STORED RECORDS:
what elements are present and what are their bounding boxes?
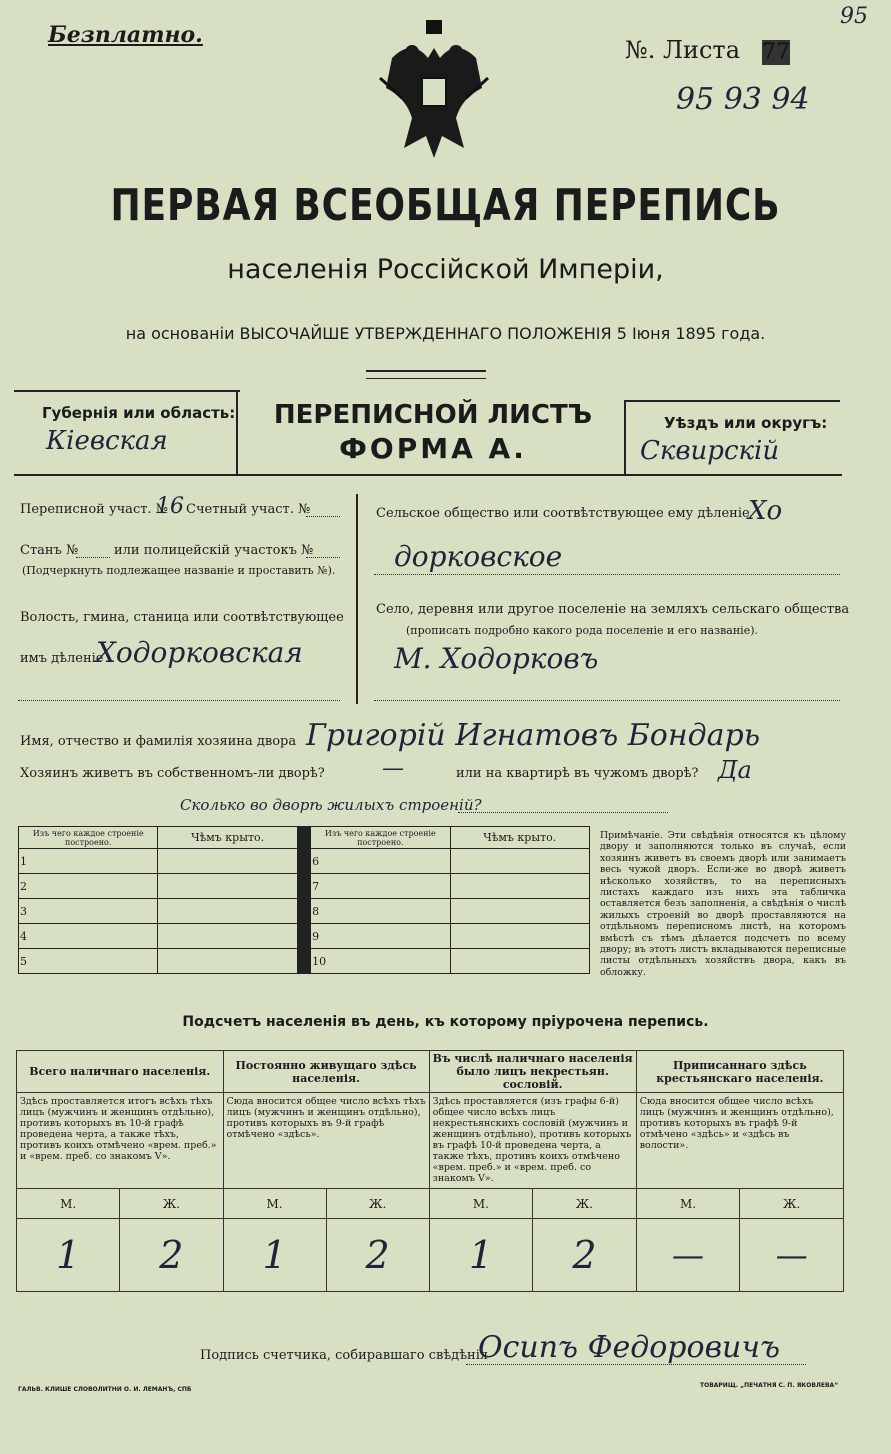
female-label: Ж. <box>120 1189 223 1219</box>
pop-desc: Здѣсь проставляется (изъ графы 6-й) общее число всѣхъ лицъ некрестьянскихъ сословій (мужчинъ и женщинъ отдѣльно), противъ которыхъ въ графѣ 10-й проведена черта, а также тѣхъ, противъ коихъ отмѣчено «врем. преб.» и «врем. преб. со знакомъ V». <box>429 1093 636 1189</box>
male-label: М. <box>429 1189 533 1219</box>
pop-header: Постоянно живущаго здѣсь населенія. <box>223 1051 429 1093</box>
free-label: Безплатно. <box>48 22 203 48</box>
divider <box>466 1364 806 1365</box>
pop-value: 2 <box>326 1219 429 1292</box>
divider <box>14 474 842 476</box>
printer-right: ТОВАРИЩ. „ПЕЧАТНЯ С. П. ЯКОВЛЕВА“ <box>700 1382 839 1389</box>
divider <box>374 574 840 575</box>
pop-desc: Здѣсь проставляется итогъ всѣхъ тѣхъ лицъ (мужчинъ и женщинъ отдѣльно), противъ которыхъ въ 10-й графѣ проведена черта, а также тѣхъ, противъ коихъ отмѣчено «врем. преб.» и «врем. преб. со знакомъ V». <box>17 1093 224 1189</box>
stan-label: Станъ № <box>20 543 79 558</box>
roof-cell <box>158 899 297 924</box>
divider <box>14 390 240 392</box>
row-number: 2 <box>19 874 158 899</box>
village-label: Село, деревня или другое поселеніе на земляхъ сельскаго общества <box>376 602 850 617</box>
roof-cell <box>158 924 297 949</box>
village-value: М. Ходорковъ <box>394 642 599 675</box>
divider <box>624 400 626 476</box>
own-yard-label: Хозяинъ живетъ въ собственномъ-ли дворѣ? <box>20 766 325 781</box>
divider <box>374 700 840 701</box>
divider <box>356 494 358 704</box>
printer-left: ГАЛЬВ. КЛИШЕ СЛОВОЛИТНИ О. И. ЛЕМАНЪ, СПБ <box>18 1386 192 1393</box>
sheet-number-label: №. Листа <box>625 36 741 64</box>
col-roof-left: Чѣмъ крыто. <box>158 827 297 849</box>
female-label: Ж. <box>740 1189 844 1219</box>
divider <box>18 700 340 701</box>
pop-header: Въ числѣ наличнаго населенія было лицъ некрестьян. сословій. <box>429 1051 636 1093</box>
roof-cell <box>450 849 589 874</box>
row-number: 5 <box>19 949 158 974</box>
pop-header: Приписаннаго здѣсь крестьянскаго населенія. <box>636 1051 843 1093</box>
pop-value: 2 <box>533 1219 637 1292</box>
signature-label: Подпись счетчика, собиравшаго свѣдѣнія <box>200 1348 489 1363</box>
form-label: ФОРМА А. <box>339 432 527 465</box>
roof-cell <box>450 924 589 949</box>
buildings-note: Примѣчаніе. Эти свѣдѣнія относятся къ цѣлому двору и заполняются только въ случаѣ, если хозяинъ живетъ въ своемъ дворѣ или занимаетъ весь чужой дворъ. Если-же во дворѣ живетъ нѣсколько хозяйствъ, то на переписныхъ листахъ каждаго изъ нихъ эта табличка оставляется безъ заполненія, а свѣдѣнія о числѣ жилыхъ строеній во дворѣ проставляются на отдѣльномъ переписномъ листѣ, на которомъ вмѣстѣ съ тѣмъ дѣлается подсчетъ по всему двору; въ этотъ листъ вкладываются переписные листы отдѣльныхъ хозяйствъ двора, какъ въ обложку. <box>600 830 846 978</box>
rented-label: или на квартирѣ въ чужомъ дворѣ? <box>456 766 699 781</box>
row-number: 4 <box>19 924 158 949</box>
row-number: 9 <box>311 924 450 949</box>
roof-cell <box>450 949 589 974</box>
pop-desc: Сюда вносится общее число всѣхъ лицъ (мужчинъ и женщинъ отдѣльно), противъ которыхъ въ графѣ 9-й отмѣчено «здѣсь» и «здѣсь въ волости». <box>636 1093 843 1189</box>
pop-value: — <box>636 1219 740 1292</box>
female-label: Ж. <box>326 1189 429 1219</box>
col-material-left: Изъ чего каждое строеніе построено. <box>19 827 158 849</box>
census-section-value: 16 <box>156 494 184 519</box>
page-subtitle: населенія Россійской Имперіи, <box>227 254 664 285</box>
census-section-label: Переписной участ. № <box>20 502 168 517</box>
page-title: ПЕРВАЯ ВСЕОБЩАЯ ПЕРЕПИСЬ <box>110 180 781 231</box>
pop-value: 2 <box>120 1219 223 1292</box>
divider <box>306 557 340 558</box>
roof-cell <box>158 849 297 874</box>
divider <box>306 516 340 517</box>
roof-cell <box>158 949 297 974</box>
own-yard-value: — <box>382 756 404 781</box>
divider <box>236 390 238 476</box>
count-section-label: Счетный участ. № <box>186 502 311 517</box>
population-title: Подсчетъ населенія въ день, къ которому пріурочена перепись. <box>182 1014 709 1030</box>
village-note: (прописать подробно какого рода поселеніе и его названіе). <box>406 624 758 637</box>
male-label: М. <box>636 1189 740 1219</box>
underline-note: (Подчеркнуть подлежащее названіе и проставить №). <box>22 564 336 577</box>
pop-value: — <box>740 1219 844 1292</box>
sheet-title: ПЕРЕПИСНОЙ ЛИСТЪ <box>273 400 593 430</box>
row-number: 3 <box>19 899 158 924</box>
pop-header: Всего наличнаго населенія. <box>17 1051 224 1093</box>
col-roof-right: Чѣмъ крыто. <box>450 827 589 849</box>
district-value: Сквирскій <box>640 436 780 466</box>
volost-label-2: имъ дѣленіе <box>20 651 104 666</box>
volost-value: Ходорковская <box>96 636 303 669</box>
roof-cell <box>158 874 297 899</box>
rented-value: Да <box>718 756 752 784</box>
society-label: Сельское общество или соотвѣтствующее ему дѣленіе <box>376 506 750 521</box>
row-number: 1 <box>19 849 158 874</box>
pop-value: 1 <box>17 1219 120 1292</box>
buildings-table <box>18 826 590 974</box>
pop-desc: Сюда вносится общее число всѣхъ тѣхъ лицъ (мужчинъ и женщинъ отдѣльно), противъ которыхъ въ 9-й графѣ отмѣчено «здѣсь». <box>223 1093 429 1189</box>
row-number: 10 <box>311 949 450 974</box>
pop-value: 1 <box>223 1219 326 1292</box>
owner-name-label: Имя, отчество и фамилія хозяина двора <box>20 734 297 749</box>
population-table <box>16 1050 844 1292</box>
district-label: Уѣздъ или округъ: <box>664 414 828 432</box>
male-label: М. <box>17 1189 120 1219</box>
ornament-divider <box>366 370 486 379</box>
roof-cell <box>450 899 589 924</box>
sheet-number-struck: 77 <box>762 40 790 65</box>
owner-name-value: Григорій Игнатовъ Бондарь <box>306 718 761 753</box>
divider <box>624 400 840 402</box>
handwritten-sheet-numbers: 95 93 94 <box>676 82 810 117</box>
province-label: Губернія или область: <box>42 404 236 422</box>
divider <box>458 812 668 813</box>
female-label: Ж. <box>533 1189 637 1219</box>
signature-value: Осипъ Федоровичъ <box>478 1330 781 1365</box>
corner-mark: 95 <box>840 4 868 29</box>
province-value: Кіевская <box>46 426 168 456</box>
table-divider <box>297 827 310 974</box>
male-label: М. <box>223 1189 326 1219</box>
row-number: 8 <box>311 899 450 924</box>
police-label: или полицейскій участокъ № <box>114 543 314 558</box>
society-value-2: дорковское <box>394 540 563 573</box>
row-number: 7 <box>311 874 450 899</box>
pop-value: 1 <box>429 1219 533 1292</box>
volost-label: Волость, гмина, станица или соотвѣтствующее <box>20 610 344 625</box>
roof-cell <box>450 874 589 899</box>
buildings-question: Сколько во дворѣ жилыхъ строеній? <box>180 796 482 814</box>
society-value-1: Хо <box>748 496 783 526</box>
col-material-right: Изъ чего каждое строеніе построено. <box>311 827 450 849</box>
divider <box>76 557 110 558</box>
legal-basis: на основаніи ВЫСОЧАЙШЕ УТВЕРЖДЕННАГО ПОЛОЖЕНІЯ 5 Іюня 1895 года. <box>125 324 766 343</box>
row-number: 6 <box>311 849 450 874</box>
double-headed-eagle-icon <box>372 18 496 168</box>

DIRECTIVE:
Reproduce the rows above, from the line holding "female-label: Ж. <box>120 1189 223 1219</box>" through the line holding "divider <box>466 1364 806 1365</box>", inclusive, with every character unchanged.

FINAL ANSWER:
female-label: Ж. <box>120 1189 223 1219</box>
pop-desc: Здѣсь проставляется (изъ графы 6-й) общее число всѣхъ лицъ некрестьянскихъ сословій (мужчинъ и женщинъ отдѣльно), противъ которыхъ въ графѣ 10-й проведена черта, а также тѣхъ, противъ коихъ отмѣчено «врем. преб.» и «врем. преб. со знакомъ V». <box>429 1093 636 1189</box>
male-label: М. <box>429 1189 533 1219</box>
pop-header: Постоянно живущаго здѣсь населенія. <box>223 1051 429 1093</box>
free-label: Безплатно. <box>48 22 203 48</box>
divider <box>466 1364 806 1365</box>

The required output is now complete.